◆ **DATA SUPPLIED**:

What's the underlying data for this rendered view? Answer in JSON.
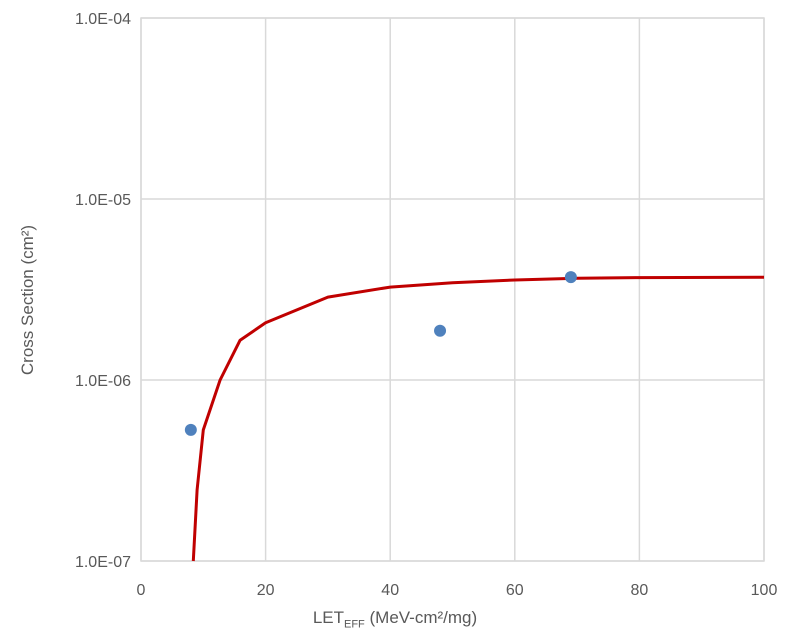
{
  "chart_data": {
    "type": "scatter",
    "title": "",
    "xlabel": {
      "main": "LET",
      "sub": "EFF",
      "rest": " (MeV-cm²/mg)"
    },
    "ylabel": "Cross Section (cm²)",
    "xlim": [
      0,
      100
    ],
    "ylim": [
      1e-07,
      0.0001
    ],
    "yscale": "log",
    "grid": true,
    "x_ticks": [
      "0",
      "20",
      "40",
      "60",
      "80",
      "100"
    ],
    "y_ticks": [
      "1.0E-07",
      "1.0E-06",
      "1.0E-05",
      "1.0E-04"
    ],
    "series": [
      {
        "type": "scatter",
        "color": "#4F81BD",
        "x": [
          8,
          48,
          69
        ],
        "y": [
          5.3e-07,
          1.87e-06,
          3.7e-06
        ]
      },
      {
        "type": "line",
        "color": "#C00000",
        "x": [
          8.4,
          9,
          10,
          12.7,
          15.9,
          20,
          30,
          40,
          50,
          60,
          70,
          80,
          100
        ],
        "y": [
          1e-07,
          2.47e-07,
          5.3e-07,
          1e-06,
          1.66e-06,
          2.07e-06,
          2.87e-06,
          3.26e-06,
          3.45e-06,
          3.57e-06,
          3.65e-06,
          3.68e-06,
          3.7e-06
        ]
      }
    ]
  }
}
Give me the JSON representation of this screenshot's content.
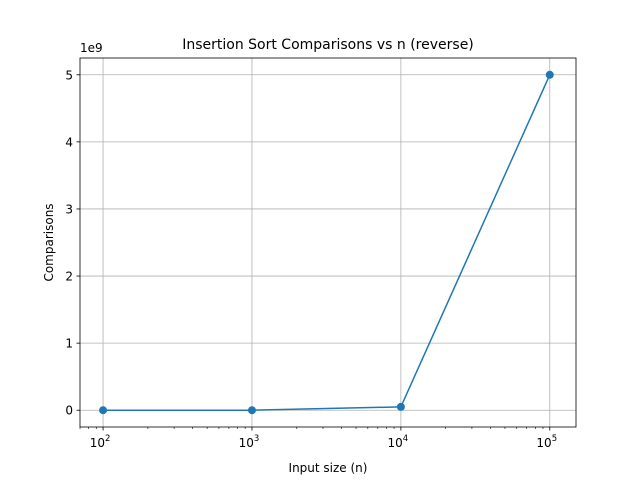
{
  "chart_data": {
    "type": "line",
    "title": "Insertion Sort Comparisons vs n (reverse)",
    "xlabel": "Input size (n)",
    "ylabel": "Comparisons",
    "xscale": "log",
    "x_ticks": [
      {
        "value": 100,
        "base": "10",
        "exp": "2"
      },
      {
        "value": 1000,
        "base": "10",
        "exp": "3"
      },
      {
        "value": 10000,
        "base": "10",
        "exp": "4"
      },
      {
        "value": 100000,
        "base": "10",
        "exp": "5"
      }
    ],
    "y_ticks": [
      0,
      1,
      2,
      3,
      4,
      5
    ],
    "y_tick_labels": [
      "0",
      "1",
      "2",
      "3",
      "4",
      "5"
    ],
    "y_offset_label": "1e9",
    "xlim": [
      70,
      150000
    ],
    "ylim": [
      -250000000,
      5250000000
    ],
    "grid": true,
    "series": [
      {
        "name": "comparisons",
        "x": [
          100,
          1000,
          10000,
          100000
        ],
        "values": [
          4950,
          499500,
          49995000,
          4999950000
        ],
        "color": "#1f77b4"
      }
    ]
  }
}
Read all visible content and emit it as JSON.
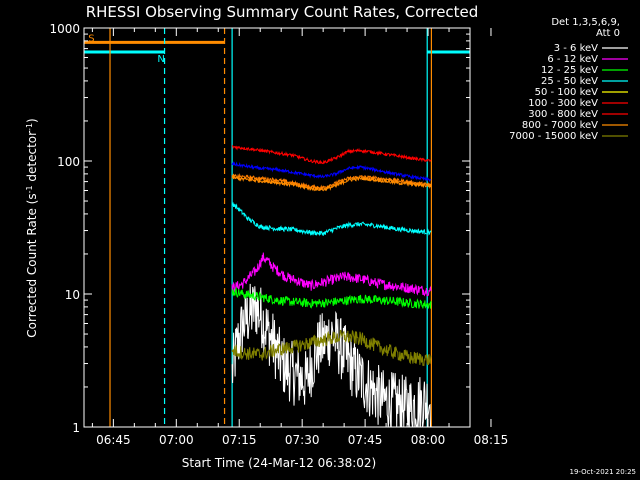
{
  "chart_data": {
    "type": "line",
    "title": "RHESSI Observing Summary Count Rates, Corrected",
    "xlabel": "Start Time (24-Mar-12 06:38:02)",
    "ylabel_parts": [
      "Corrected Count Rate (s",
      "-1",
      " detector",
      "-1",
      ")"
    ],
    "ylog": true,
    "ylim": [
      1,
      1000
    ],
    "xlim_min": [
      38,
      130
    ],
    "x_ticks": [
      {
        "min": 45,
        "label": "06:45"
      },
      {
        "min": 60,
        "label": "07:00"
      },
      {
        "min": 75,
        "label": "07:15"
      },
      {
        "min": 90,
        "label": "07:30"
      },
      {
        "min": 105,
        "label": "07:45"
      },
      {
        "min": 120,
        "label": "08:00"
      },
      {
        "min": 135,
        "label": "08:15"
      }
    ],
    "y_ticks": [
      {
        "value": 1,
        "label": "1"
      },
      {
        "value": 10,
        "label": "10"
      },
      {
        "value": 100,
        "label": "100"
      },
      {
        "value": 1000,
        "label": "1000"
      }
    ],
    "data_window_min": [
      73.3,
      120.8
    ],
    "legend_header": [
      "Det 1,3,5,6,9,",
      "Att 0"
    ],
    "series": [
      {
        "name": "3 - 6 keV",
        "color": "#ffffff",
        "line_color": "#000000",
        "x": [
          73.3,
          76,
          79,
          82,
          85,
          88,
          91,
          94,
          97,
          100,
          103,
          106,
          109,
          112,
          115,
          118,
          120.8
        ],
        "values": [
          2.5,
          6,
          8,
          5,
          3,
          2.5,
          2.2,
          4,
          5,
          3.5,
          2.5,
          2.0,
          1.6,
          1.5,
          1.4,
          1.5,
          1.6
        ],
        "noise": 0.55
      },
      {
        "name": "6 - 12 keV",
        "color": "#ff00ff",
        "x": [
          73.3,
          76,
          79,
          80.8,
          83,
          86,
          89,
          92,
          96,
          100,
          104,
          108,
          112,
          116,
          120.8
        ],
        "values": [
          11,
          12,
          15,
          19,
          16,
          13.5,
          12.5,
          11.5,
          12.5,
          13.5,
          13,
          12,
          11.5,
          11,
          10.5
        ],
        "noise": 0.09
      },
      {
        "name": "12 - 25 keV",
        "color": "#00ff00",
        "x": [
          73.3,
          76,
          80,
          84,
          88,
          92,
          96,
          100,
          104,
          108,
          112,
          116,
          120.8
        ],
        "values": [
          10.5,
          10,
          9.5,
          9,
          8.7,
          8.5,
          8.6,
          8.9,
          9.2,
          9.0,
          8.8,
          8.5,
          8.3
        ],
        "noise": 0.08
      },
      {
        "name": "25 - 50 keV",
        "color": "#00ffff",
        "x": [
          73.3,
          74,
          77,
          80,
          84,
          88,
          92,
          95,
          98,
          101,
          104,
          108,
          112,
          116,
          120.8
        ],
        "values": [
          48,
          46,
          37,
          32,
          31,
          30.5,
          29,
          28.5,
          31,
          33,
          33.5,
          32.5,
          31,
          30,
          29
        ],
        "noise": 0.04
      },
      {
        "name": "50 - 100 keV",
        "color": "#ff7f00",
        "legend_color": "#ffff00",
        "x": [
          73.3,
          76,
          80,
          84,
          88,
          92,
          95,
          98,
          101,
          104,
          108,
          112,
          116,
          120.8
        ],
        "values": [
          77,
          76,
          74,
          72,
          68,
          64,
          63,
          68,
          74,
          76,
          74,
          72,
          69,
          66
        ],
        "noise": 0.03
      },
      {
        "name": "100 - 300 keV",
        "color": "#ff0000",
        "x": [
          73.3,
          76,
          80,
          84,
          88,
          92,
          95,
          98,
          101,
          104,
          108,
          112,
          116,
          120.8
        ],
        "values": [
          128,
          125,
          120,
          115,
          110,
          100,
          97,
          105,
          118,
          120,
          115,
          110,
          105,
          100
        ],
        "noise": 0.025
      },
      {
        "name": "300 - 800 keV",
        "color": "#0000ff",
        "legend_color": "#ff0000",
        "x": [
          73.3,
          76,
          80,
          84,
          88,
          92,
          95,
          98,
          101,
          104,
          108,
          112,
          116,
          120.8
        ],
        "values": [
          95,
          92,
          88,
          86,
          82,
          78,
          76,
          80,
          88,
          90,
          85,
          80,
          76,
          72
        ],
        "noise": 0.025
      },
      {
        "name": "800 - 7000 keV",
        "color": "#ff8c00",
        "x": [
          73.3,
          76,
          80,
          84,
          88,
          92,
          95,
          98,
          101,
          104,
          108,
          112,
          116,
          120.8
        ],
        "values": [
          75,
          73,
          71,
          69,
          66,
          62,
          61,
          65,
          72,
          74,
          72,
          69,
          67,
          65
        ],
        "noise": 0.03
      },
      {
        "name": "7000 - 15000 keV",
        "color": "#808000",
        "x": [
          73.3,
          76,
          80,
          84,
          88,
          92,
          96,
          100,
          104,
          108,
          112,
          116,
          120.8
        ],
        "values": [
          3.8,
          3.6,
          3.5,
          3.8,
          4.0,
          4.3,
          4.6,
          4.8,
          4.6,
          4.0,
          3.6,
          3.3,
          3.2
        ],
        "noise": 0.12
      }
    ],
    "flag_bars": [
      {
        "label": "S",
        "color": "#ff8c00",
        "x_start": 38,
        "x_end": 71.5,
        "level": 780,
        "label_min": 39
      },
      {
        "label": "N",
        "color": "#00ffff",
        "x_start": 38,
        "x_end": 57.2,
        "level": 660,
        "label_min": 55.5
      },
      {
        "label": "",
        "color": "#00ffff",
        "x_start": 119.8,
        "x_end": 130,
        "level": 660,
        "label_min": 0
      }
    ],
    "markers": [
      {
        "min": 44.2,
        "color": "#ff8c00",
        "style": "solid"
      },
      {
        "min": 57.2,
        "color": "#00ffff",
        "style": "dashed"
      },
      {
        "min": 71.5,
        "color": "#ff8c00",
        "style": "dashed"
      },
      {
        "min": 73.3,
        "color": "#00ffff",
        "style": "solid"
      },
      {
        "min": 119.8,
        "color": "#00ffff",
        "style": "solid"
      },
      {
        "min": 120.8,
        "color": "#ff8c00",
        "style": "solid"
      },
      {
        "min": 134.5,
        "color": "#00ffff",
        "style": "dashed"
      }
    ],
    "footer_timestamp": "19-Oct-2021 20:25"
  }
}
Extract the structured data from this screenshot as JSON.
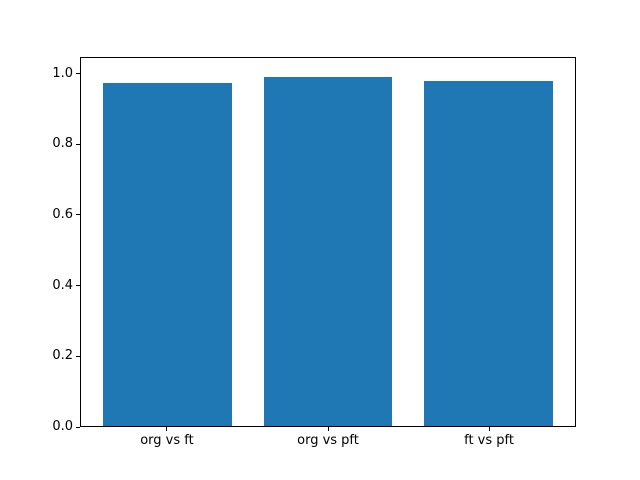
{
  "chart_data": {
    "type": "bar",
    "title": "",
    "categories": [
      "org vs ft",
      "org vs pft",
      "ft vs pft"
    ],
    "values": [
      0.977,
      0.994,
      0.983
    ],
    "series_name": "",
    "xlabel": "",
    "ylabel": "",
    "ylim": [
      0,
      1.047
    ],
    "ytick_labels": [
      "0.0",
      "0.2",
      "0.4",
      "0.6",
      "0.8",
      "1.0"
    ],
    "ytick_values": [
      0.0,
      0.2,
      0.4,
      0.6,
      0.8,
      1.0
    ],
    "xlim": [
      -0.54,
      2.54
    ],
    "bar_centers": [
      0,
      1,
      2
    ],
    "bar_width": 0.8,
    "bar_color": "#1f77b4",
    "grid": false,
    "legend_position": "none"
  },
  "figure": {
    "background_color": "#ffffff",
    "spine_color": "#000000",
    "text_color": "#000000"
  }
}
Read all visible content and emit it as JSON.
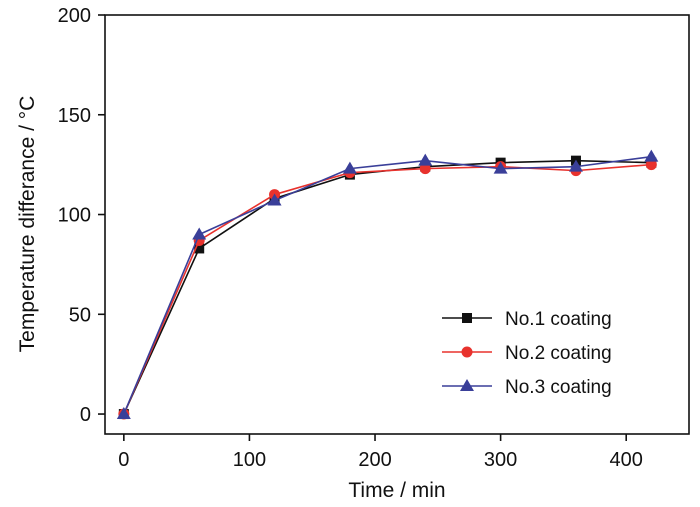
{
  "chart_data": {
    "type": "line",
    "title": "",
    "xlabel": "Time / min",
    "ylabel": "Temperature differance  / °C",
    "xlim": [
      -15,
      450
    ],
    "ylim": [
      -10,
      200
    ],
    "xticks": [
      0,
      100,
      200,
      300,
      400
    ],
    "yticks": [
      0,
      50,
      100,
      150,
      200
    ],
    "grid": false,
    "legend_position": "bottom-right",
    "series": [
      {
        "name": "No.1 coating",
        "color": "#111111",
        "marker": "square",
        "x": [
          0,
          60,
          120,
          180,
          240,
          300,
          360,
          420
        ],
        "y": [
          0,
          83,
          108,
          120,
          124,
          126,
          127,
          126
        ]
      },
      {
        "name": "No.2 coating",
        "color": "#e8322d",
        "marker": "circle",
        "x": [
          0,
          60,
          120,
          180,
          240,
          300,
          360,
          420
        ],
        "y": [
          0,
          87,
          110,
          121,
          123,
          124,
          122,
          125
        ]
      },
      {
        "name": "No.3 coating",
        "color": "#3a3f99",
        "marker": "triangle",
        "x": [
          0,
          60,
          120,
          180,
          240,
          300,
          360,
          420
        ],
        "y": [
          0,
          90,
          107,
          123,
          127,
          123,
          124,
          129
        ]
      }
    ]
  }
}
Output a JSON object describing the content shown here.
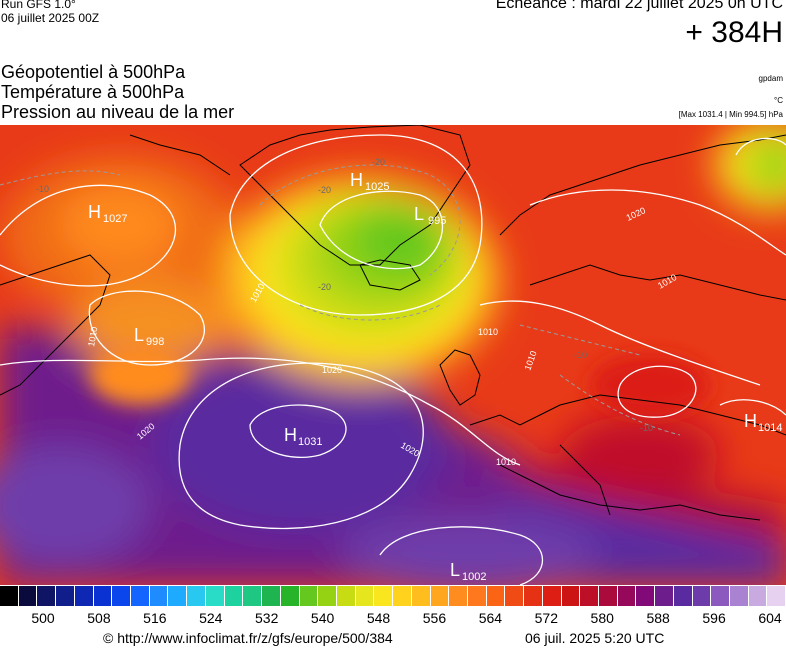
{
  "header": {
    "run_title": "Run GFS 1.0°",
    "run_date": "06 juillet 2025 00Z",
    "expiry": "Echéance : mardi 22 juillet 2025 0h UTC",
    "lead": "+ 384H"
  },
  "parameters": {
    "geopotential": "Géopotentiel à 500hPa",
    "temperature": "Température à 500hPa",
    "pressure": "Pression au niveau de la mer"
  },
  "units": {
    "geopotential": "gpdam",
    "temperature": "°C",
    "pressure_range": "[Max 1031.4 | Min 994.5] hPa"
  },
  "map": {
    "centers": [
      {
        "type": "H",
        "value": "1027"
      },
      {
        "type": "H",
        "value": "1025"
      },
      {
        "type": "L",
        "value": "995"
      },
      {
        "type": "L",
        "value": "998"
      },
      {
        "type": "H",
        "value": "1031"
      },
      {
        "type": "H",
        "value": "1014"
      },
      {
        "type": "L",
        "value": "1002"
      }
    ],
    "isobar_labels": [
      "1020",
      "1020",
      "1020",
      "1020",
      "1010",
      "1010",
      "1010",
      "1010",
      "1010",
      "1010"
    ],
    "temp_labels": [
      "-20",
      "-20",
      "-20",
      "-10",
      "-10",
      "-10"
    ]
  },
  "colorbar": {
    "colors": [
      "#000000",
      "#0a0a3c",
      "#0f1464",
      "#101e8c",
      "#0f28b4",
      "#0a32d2",
      "#0a46ec",
      "#1464ff",
      "#1e8cff",
      "#1eaaff",
      "#28c8f0",
      "#28dcc8",
      "#1ed2a0",
      "#1ec882",
      "#1eb450",
      "#28b428",
      "#64c81e",
      "#96d214",
      "#c8dc14",
      "#e6e61e",
      "#fae61e",
      "#ffd21e",
      "#ffbe1e",
      "#ffa51e",
      "#ff8c1e",
      "#ff781e",
      "#fa6414",
      "#f04b14",
      "#e63214",
      "#dc1e14",
      "#cd1414",
      "#be0f28",
      "#aa0a3c",
      "#96085a",
      "#820a78",
      "#6e1e8c",
      "#5a2aa0",
      "#6e3caa",
      "#8c5abe",
      "#aa82d2",
      "#c8aae1",
      "#e6d2f0"
    ],
    "tick_labels": [
      "500",
      "508",
      "516",
      "524",
      "532",
      "540",
      "548",
      "556",
      "564",
      "572",
      "580",
      "588",
      "596",
      "604"
    ]
  },
  "footer": {
    "url": "© http://www.infoclimat.fr/z/gfs/europe/500/384",
    "date": "06 juil. 2025  5:20 UTC"
  }
}
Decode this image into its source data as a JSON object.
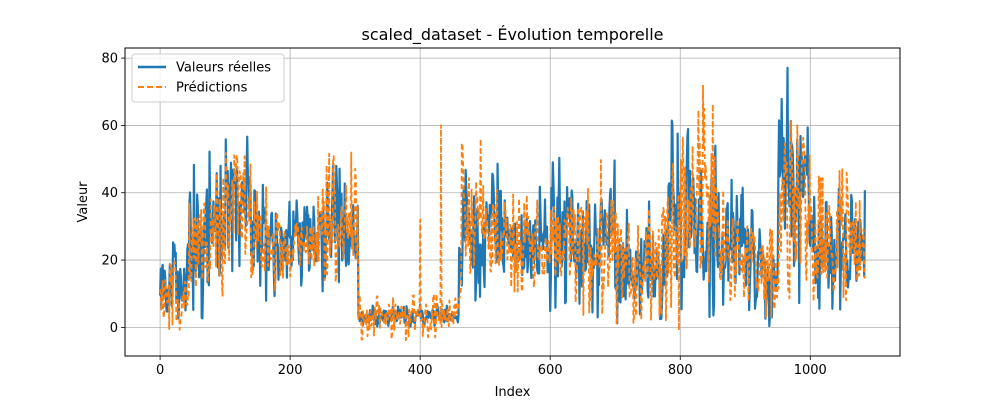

◆ **THE EXERCISE**:
Look through the records and gather every line containing "xlabel".

◆ **TASK RESPONSE**:
    "xlabel": {
    "xlabel": "Input size (n)",
    "xlabel": "Start Time (24-Mar-12 06:38:02)",
    "xlabel": "",
    "xlabel": "Time / min",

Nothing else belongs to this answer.